## Begin MATERIAL PROVIDED

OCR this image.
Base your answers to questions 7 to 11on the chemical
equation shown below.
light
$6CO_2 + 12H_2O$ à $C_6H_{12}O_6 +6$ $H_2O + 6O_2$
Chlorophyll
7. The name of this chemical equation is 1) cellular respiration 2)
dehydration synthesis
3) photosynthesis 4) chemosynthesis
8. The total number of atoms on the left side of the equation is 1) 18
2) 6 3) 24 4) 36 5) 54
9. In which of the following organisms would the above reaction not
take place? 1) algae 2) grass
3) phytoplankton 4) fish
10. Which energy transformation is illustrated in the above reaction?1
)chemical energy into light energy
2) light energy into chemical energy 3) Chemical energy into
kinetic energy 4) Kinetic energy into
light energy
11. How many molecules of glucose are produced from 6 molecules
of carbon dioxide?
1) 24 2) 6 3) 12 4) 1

## End MATERIAL PROVIDED

Your task is to repeat every entry exactly.

__EXERCISE ANSWER__:
OCR this image.
Base your answers to questions 7 to 11on the chemical
equation shown below.
light
$6CO_2 + 12H_2O$ à $C_6H_{12}O_6 +6$ $H_2O + 6O_2$
Chlorophyll
7. The name of this chemical equation is 1) cellular respiration 2)
dehydration synthesis
3) photosynthesis 4) chemosynthesis
8. The total number of atoms on the left side of the equation is 1) 18
2) 6 3) 24 4) 36 5) 54
9. In which of the following organisms would the above reaction not
take place? 1) algae 2) grass
3) phytoplankton 4) fish
10. Which energy transformation is illustrated in the above reaction?1
)chemical energy into light energy
2) light energy into chemical energy 3) Chemical energy into
kinetic energy 4) Kinetic energy into
light energy
11. How many molecules of glucose are produced from 6 molecules
of carbon dioxide?
1) 24 2) 6 3) 12 4) 1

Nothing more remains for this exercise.